**SOURCE MATERIAL:**
· · · · ·
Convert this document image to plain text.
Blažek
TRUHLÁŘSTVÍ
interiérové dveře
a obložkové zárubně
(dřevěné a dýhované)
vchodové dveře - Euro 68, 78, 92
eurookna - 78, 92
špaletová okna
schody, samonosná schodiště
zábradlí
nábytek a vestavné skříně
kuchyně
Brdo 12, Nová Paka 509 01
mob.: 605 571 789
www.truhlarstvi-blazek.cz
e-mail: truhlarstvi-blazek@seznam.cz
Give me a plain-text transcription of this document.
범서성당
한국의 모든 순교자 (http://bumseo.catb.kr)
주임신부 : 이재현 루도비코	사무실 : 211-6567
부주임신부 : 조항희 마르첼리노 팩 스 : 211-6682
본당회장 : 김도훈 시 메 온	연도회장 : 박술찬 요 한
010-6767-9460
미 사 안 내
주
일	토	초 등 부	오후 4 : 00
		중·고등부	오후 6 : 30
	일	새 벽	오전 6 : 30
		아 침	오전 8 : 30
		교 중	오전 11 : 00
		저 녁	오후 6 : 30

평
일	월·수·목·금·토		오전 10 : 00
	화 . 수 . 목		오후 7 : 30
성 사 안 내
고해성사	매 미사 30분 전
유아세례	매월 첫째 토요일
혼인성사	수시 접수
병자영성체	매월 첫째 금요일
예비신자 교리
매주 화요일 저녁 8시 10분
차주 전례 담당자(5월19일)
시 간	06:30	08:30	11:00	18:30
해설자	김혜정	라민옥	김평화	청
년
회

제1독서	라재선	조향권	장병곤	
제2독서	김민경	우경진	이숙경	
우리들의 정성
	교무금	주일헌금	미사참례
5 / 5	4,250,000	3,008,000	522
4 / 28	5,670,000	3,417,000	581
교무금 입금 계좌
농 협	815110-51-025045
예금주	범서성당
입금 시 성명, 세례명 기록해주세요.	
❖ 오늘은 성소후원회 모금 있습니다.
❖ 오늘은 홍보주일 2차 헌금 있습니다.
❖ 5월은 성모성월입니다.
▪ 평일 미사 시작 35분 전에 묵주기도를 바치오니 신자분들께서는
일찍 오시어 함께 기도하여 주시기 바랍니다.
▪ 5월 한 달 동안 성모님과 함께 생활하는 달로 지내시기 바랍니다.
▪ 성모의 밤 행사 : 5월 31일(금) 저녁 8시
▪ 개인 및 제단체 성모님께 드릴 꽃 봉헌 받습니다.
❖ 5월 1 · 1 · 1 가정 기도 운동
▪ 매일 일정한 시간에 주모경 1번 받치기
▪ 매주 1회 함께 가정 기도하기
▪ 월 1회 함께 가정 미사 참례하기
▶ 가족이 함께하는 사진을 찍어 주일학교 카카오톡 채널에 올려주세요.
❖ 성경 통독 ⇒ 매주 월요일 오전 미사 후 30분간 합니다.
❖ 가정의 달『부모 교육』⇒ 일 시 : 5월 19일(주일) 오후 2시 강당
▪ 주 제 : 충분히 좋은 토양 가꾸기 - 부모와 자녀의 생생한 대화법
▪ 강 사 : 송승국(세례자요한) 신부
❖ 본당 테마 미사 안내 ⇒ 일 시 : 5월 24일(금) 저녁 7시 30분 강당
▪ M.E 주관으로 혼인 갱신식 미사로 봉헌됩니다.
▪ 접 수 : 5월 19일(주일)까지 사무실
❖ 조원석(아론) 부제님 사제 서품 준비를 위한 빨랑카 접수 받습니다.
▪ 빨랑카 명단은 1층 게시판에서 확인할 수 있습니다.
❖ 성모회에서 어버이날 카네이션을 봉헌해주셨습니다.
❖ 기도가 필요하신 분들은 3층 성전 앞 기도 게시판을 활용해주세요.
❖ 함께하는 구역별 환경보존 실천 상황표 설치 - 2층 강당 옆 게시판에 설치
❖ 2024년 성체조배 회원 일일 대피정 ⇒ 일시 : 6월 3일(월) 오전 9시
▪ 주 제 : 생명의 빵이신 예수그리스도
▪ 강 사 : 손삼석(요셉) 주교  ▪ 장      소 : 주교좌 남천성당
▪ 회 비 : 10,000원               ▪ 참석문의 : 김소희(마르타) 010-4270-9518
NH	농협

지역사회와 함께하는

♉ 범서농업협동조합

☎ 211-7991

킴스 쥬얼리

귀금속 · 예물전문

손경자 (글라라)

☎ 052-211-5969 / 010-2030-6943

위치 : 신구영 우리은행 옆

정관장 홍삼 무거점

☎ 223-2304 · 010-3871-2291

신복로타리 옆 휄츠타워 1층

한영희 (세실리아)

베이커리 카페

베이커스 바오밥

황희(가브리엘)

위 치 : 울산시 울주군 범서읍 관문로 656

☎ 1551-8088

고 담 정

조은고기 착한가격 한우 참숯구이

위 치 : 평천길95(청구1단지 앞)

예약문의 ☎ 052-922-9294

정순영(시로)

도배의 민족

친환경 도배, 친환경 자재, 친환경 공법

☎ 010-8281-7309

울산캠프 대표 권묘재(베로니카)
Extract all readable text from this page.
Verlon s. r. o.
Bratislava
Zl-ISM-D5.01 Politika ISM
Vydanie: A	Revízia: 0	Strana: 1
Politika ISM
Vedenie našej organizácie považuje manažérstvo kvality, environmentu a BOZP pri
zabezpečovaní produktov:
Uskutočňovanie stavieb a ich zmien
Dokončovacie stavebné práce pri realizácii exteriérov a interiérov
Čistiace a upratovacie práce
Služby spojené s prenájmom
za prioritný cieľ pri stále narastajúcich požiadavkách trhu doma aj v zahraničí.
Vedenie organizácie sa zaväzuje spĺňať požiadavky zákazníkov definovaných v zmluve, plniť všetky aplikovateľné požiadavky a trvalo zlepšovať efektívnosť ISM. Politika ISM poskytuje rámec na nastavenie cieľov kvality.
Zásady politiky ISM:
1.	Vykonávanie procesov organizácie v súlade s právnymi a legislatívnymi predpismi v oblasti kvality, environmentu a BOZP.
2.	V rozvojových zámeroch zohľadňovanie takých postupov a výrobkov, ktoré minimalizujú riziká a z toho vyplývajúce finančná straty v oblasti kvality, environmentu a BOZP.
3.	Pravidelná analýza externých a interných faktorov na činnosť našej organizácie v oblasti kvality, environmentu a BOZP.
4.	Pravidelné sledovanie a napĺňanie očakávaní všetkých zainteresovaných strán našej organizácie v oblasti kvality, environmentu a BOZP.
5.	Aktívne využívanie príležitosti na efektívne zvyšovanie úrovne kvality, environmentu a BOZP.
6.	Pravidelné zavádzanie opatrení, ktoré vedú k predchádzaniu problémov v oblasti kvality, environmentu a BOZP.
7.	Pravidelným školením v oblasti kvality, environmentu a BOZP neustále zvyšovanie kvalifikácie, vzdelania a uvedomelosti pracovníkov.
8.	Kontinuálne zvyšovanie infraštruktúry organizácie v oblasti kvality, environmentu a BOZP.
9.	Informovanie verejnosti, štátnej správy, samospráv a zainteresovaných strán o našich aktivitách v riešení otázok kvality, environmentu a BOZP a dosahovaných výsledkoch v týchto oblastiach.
· · · · ·
Write out the material from the first line to the last, exactly.

**SOLUTION FOR THIS EXERCISE:**
Convert this document image to plain text.
Blažek
TRUHLÁŘSTVÍ
interiérové dveře
a obložkové zárubně
(dřevěné a dýhované)
vchodové dveře - Euro 68, 78, 92
eurookna - 78, 92
špaletová okna
schody, samonosná schodiště
zábradlí
nábytek a vestavné skříně
kuchyně
Brdo 12, Nová Paka 509 01
mob.: 605 571 789
www.truhlarstvi-blazek.cz
e-mail: truhlarstvi-blazek@seznam.cz
Give me a plain-text transcription of this document.
범서성당
한국의 모든 순교자 (http://bumseo.catb.kr)
주임신부 : 이재현 루도비코	사무실 : 211-6567
부주임신부 : 조항희 마르첼리노 팩 스 : 211-6682
본당회장 : 김도훈 시 메 온	연도회장 : 박술찬 요 한
010-6767-9460
미 사 안 내
주
일	토	초 등 부	오후 4 : 00
		중·고등부	오후 6 : 30
	일	새 벽	오전 6 : 30
		아 침	오전 8 : 30
		교 중	오전 11 : 00
		저 녁	오후 6 : 30

평
일	월·수·목·금·토		오전 10 : 00
	화 . 수 . 목		오후 7 : 30
성 사 안 내
고해성사	매 미사 30분 전
유아세례	매월 첫째 토요일
혼인성사	수시 접수
병자영성체	매월 첫째 금요일
예비신자 교리
매주 화요일 저녁 8시 10분
차주 전례 담당자(5월19일)
시 간	06:30	08:30	11:00	18:30
해설자	김혜정	라민옥	김평화	청
년
회

제1독서	라재선	조향권	장병곤	
제2독서	김민경	우경진	이숙경	
우리들의 정성
	교무금	주일헌금	미사참례
5 / 5	4,250,000	3,008,000	522
4 / 28	5,670,000	3,417,000	581
교무금 입금 계좌
농 협	815110-51-025045
예금주	범서성당
입금 시 성명, 세례명 기록해주세요.	
❖ 오늘은 성소후원회 모금 있습니다.
❖ 오늘은 홍보주일 2차 헌금 있습니다.
❖ 5월은 성모성월입니다.
▪ 평일 미사 시작 35분 전에 묵주기도를 바치오니 신자분들께서는
일찍 오시어 함께 기도하여 주시기 바랍니다.
▪ 5월 한 달 동안 성모님과 함께 생활하는 달로 지내시기 바랍니다.
▪ 성모의 밤 행사 : 5월 31일(금) 저녁 8시
▪ 개인 및 제단체 성모님께 드릴 꽃 봉헌 받습니다.
❖ 5월 1 · 1 · 1 가정 기도 운동
▪ 매일 일정한 시간에 주모경 1번 받치기
▪ 매주 1회 함께 가정 기도하기
▪ 월 1회 함께 가정 미사 참례하기
▶ 가족이 함께하는 사진을 찍어 주일학교 카카오톡 채널에 올려주세요.
❖ 성경 통독 ⇒ 매주 월요일 오전 미사 후 30분간 합니다.
❖ 가정의 달『부모 교육』⇒ 일 시 : 5월 19일(주일) 오후 2시 강당
▪ 주 제 : 충분히 좋은 토양 가꾸기 - 부모와 자녀의 생생한 대화법
▪ 강 사 : 송승국(세례자요한) 신부
❖ 본당 테마 미사 안내 ⇒ 일 시 : 5월 24일(금) 저녁 7시 30분 강당
▪ M.E 주관으로 혼인 갱신식 미사로 봉헌됩니다.
▪ 접 수 : 5월 19일(주일)까지 사무실
❖ 조원석(아론) 부제님 사제 서품 준비를 위한 빨랑카 접수 받습니다.
▪ 빨랑카 명단은 1층 게시판에서 확인할 수 있습니다.
❖ 성모회에서 어버이날 카네이션을 봉헌해주셨습니다.
❖ 기도가 필요하신 분들은 3층 성전 앞 기도 게시판을 활용해주세요.
❖ 함께하는 구역별 환경보존 실천 상황표 설치 - 2층 강당 옆 게시판에 설치
❖ 2024년 성체조배 회원 일일 대피정 ⇒ 일시 : 6월 3일(월) 오전 9시
▪ 주 제 : 생명의 빵이신 예수그리스도
▪ 강 사 : 손삼석(요셉) 주교  ▪ 장      소 : 주교좌 남천성당
▪ 회 비 : 10,000원               ▪ 참석문의 : 김소희(마르타) 010-4270-9518
NH	농협

지역사회와 함께하는

♉ 범서농업협동조합

☎ 211-7991

킴스 쥬얼리

귀금속 · 예물전문

손경자 (글라라)

☎ 052-211-5969 / 010-2030-6943

위치 : 신구영 우리은행 옆

정관장 홍삼 무거점

☎ 223-2304 · 010-3871-2291

신복로타리 옆 휄츠타워 1층

한영희 (세실리아)

베이커리 카페

베이커스 바오밥

황희(가브리엘)

위 치 : 울산시 울주군 범서읍 관문로 656

☎ 1551-8088

고 담 정

조은고기 착한가격 한우 참숯구이

위 치 : 평천길95(청구1단지 앞)

예약문의 ☎ 052-922-9294

정순영(시로)

도배의 민족

친환경 도배, 친환경 자재, 친환경 공법

☎ 010-8281-7309

울산캠프 대표 권묘재(베로니카)
Extract all readable text from this page.
Verlon s. r. o.
Bratislava
Zl-ISM-D5.01 Politika ISM
Vydanie: A	Revízia: 0	Strana: 1
Politika ISM
Vedenie našej organizácie považuje manažérstvo kvality, environmentu a BOZP pri
zabezpečovaní produktov:
Uskutočňovanie stavieb a ich zmien
Dokončovacie stavebné práce pri realizácii exteriérov a interiérov
Čistiace a upratovacie práce
Služby spojené s prenájmom
za prioritný cieľ pri stále narastajúcich požiadavkách trhu doma aj v zahraničí.
Vedenie organizácie sa zaväzuje spĺňať požiadavky zákazníkov definovaných v zmluve, plniť všetky aplikovateľné požiadavky a trvalo zlepšovať efektívnosť ISM. Politika ISM poskytuje rámec na nastavenie cieľov kvality.
Zásady politiky ISM:
1.	Vykonávanie procesov organizácie v súlade s právnymi a legislatívnymi predpismi v oblasti kvality, environmentu a BOZP.
2.	V rozvojových zámeroch zohľadňovanie takých postupov a výrobkov, ktoré minimalizujú riziká a z toho vyplývajúce finančná straty v oblasti kvality, environmentu a BOZP.
3.	Pravidelná analýza externých a interných faktorov na činnosť našej organizácie v oblasti kvality, environmentu a BOZP.
4.	Pravidelné sledovanie a napĺňanie očakávaní všetkých zainteresovaných strán našej organizácie v oblasti kvality, environmentu a BOZP.
5.	Aktívne využívanie príležitosti na efektívne zvyšovanie úrovne kvality, environmentu a BOZP.
6.	Pravidelné zavádzanie opatrení, ktoré vedú k predchádzaniu problémov v oblasti kvality, environmentu a BOZP.
7.	Pravidelným školením v oblasti kvality, environmentu a BOZP neustále zvyšovanie kvalifikácie, vzdelania a uvedomelosti pracovníkov.
8.	Kontinuálne zvyšovanie infraštruktúry organizácie v oblasti kvality, environmentu a BOZP.
9.	Informovanie verejnosti, štátnej správy, samospráv a zainteresovaných strán o našich aktivitách v riešení otázok kvality, environmentu a BOZP a dosahovaných výsledkoch v týchto oblastiach.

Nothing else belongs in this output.